### AIM OF THE EXERCISE:
Filter this material down to the lines that hold "LEADERS", copying each one.

### WORKING DATA:
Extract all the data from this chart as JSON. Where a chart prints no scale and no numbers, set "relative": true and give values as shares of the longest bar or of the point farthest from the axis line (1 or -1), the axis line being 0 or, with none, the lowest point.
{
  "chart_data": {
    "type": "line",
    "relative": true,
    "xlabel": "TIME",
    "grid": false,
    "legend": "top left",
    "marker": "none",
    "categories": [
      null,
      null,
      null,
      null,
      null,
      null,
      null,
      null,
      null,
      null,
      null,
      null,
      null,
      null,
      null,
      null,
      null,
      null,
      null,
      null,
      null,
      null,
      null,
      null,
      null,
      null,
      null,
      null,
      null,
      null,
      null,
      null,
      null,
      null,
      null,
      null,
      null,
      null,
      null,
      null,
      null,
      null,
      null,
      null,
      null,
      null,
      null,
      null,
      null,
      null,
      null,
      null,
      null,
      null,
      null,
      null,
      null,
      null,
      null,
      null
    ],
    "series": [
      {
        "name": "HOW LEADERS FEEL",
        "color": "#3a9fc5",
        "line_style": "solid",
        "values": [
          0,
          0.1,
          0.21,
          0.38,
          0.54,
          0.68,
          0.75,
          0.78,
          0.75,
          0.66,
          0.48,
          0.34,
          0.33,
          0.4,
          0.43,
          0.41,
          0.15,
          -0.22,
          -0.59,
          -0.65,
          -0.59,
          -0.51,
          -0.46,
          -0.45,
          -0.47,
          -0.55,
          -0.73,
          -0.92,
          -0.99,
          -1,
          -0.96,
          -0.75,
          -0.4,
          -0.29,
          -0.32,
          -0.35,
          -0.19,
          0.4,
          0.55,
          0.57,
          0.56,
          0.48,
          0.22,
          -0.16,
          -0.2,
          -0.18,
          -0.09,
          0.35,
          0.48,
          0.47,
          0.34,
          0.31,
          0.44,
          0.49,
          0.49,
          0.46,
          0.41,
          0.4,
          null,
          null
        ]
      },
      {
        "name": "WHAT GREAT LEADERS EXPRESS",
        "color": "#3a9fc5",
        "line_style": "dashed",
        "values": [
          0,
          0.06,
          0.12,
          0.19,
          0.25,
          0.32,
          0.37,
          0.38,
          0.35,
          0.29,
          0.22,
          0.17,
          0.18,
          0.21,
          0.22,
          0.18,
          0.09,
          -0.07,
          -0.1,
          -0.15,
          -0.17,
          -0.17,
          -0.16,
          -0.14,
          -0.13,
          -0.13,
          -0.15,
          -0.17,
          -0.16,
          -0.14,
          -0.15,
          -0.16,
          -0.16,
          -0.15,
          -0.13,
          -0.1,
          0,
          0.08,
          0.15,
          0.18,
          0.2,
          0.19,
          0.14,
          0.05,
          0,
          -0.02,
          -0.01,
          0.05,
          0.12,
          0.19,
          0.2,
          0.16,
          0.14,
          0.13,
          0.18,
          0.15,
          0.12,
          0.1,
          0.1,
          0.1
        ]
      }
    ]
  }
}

### ANSWER TO THIS TASK:
        "name": "HOW LEADERS FEEL",
        "name": "WHAT GREAT LEADERS EXPRESS",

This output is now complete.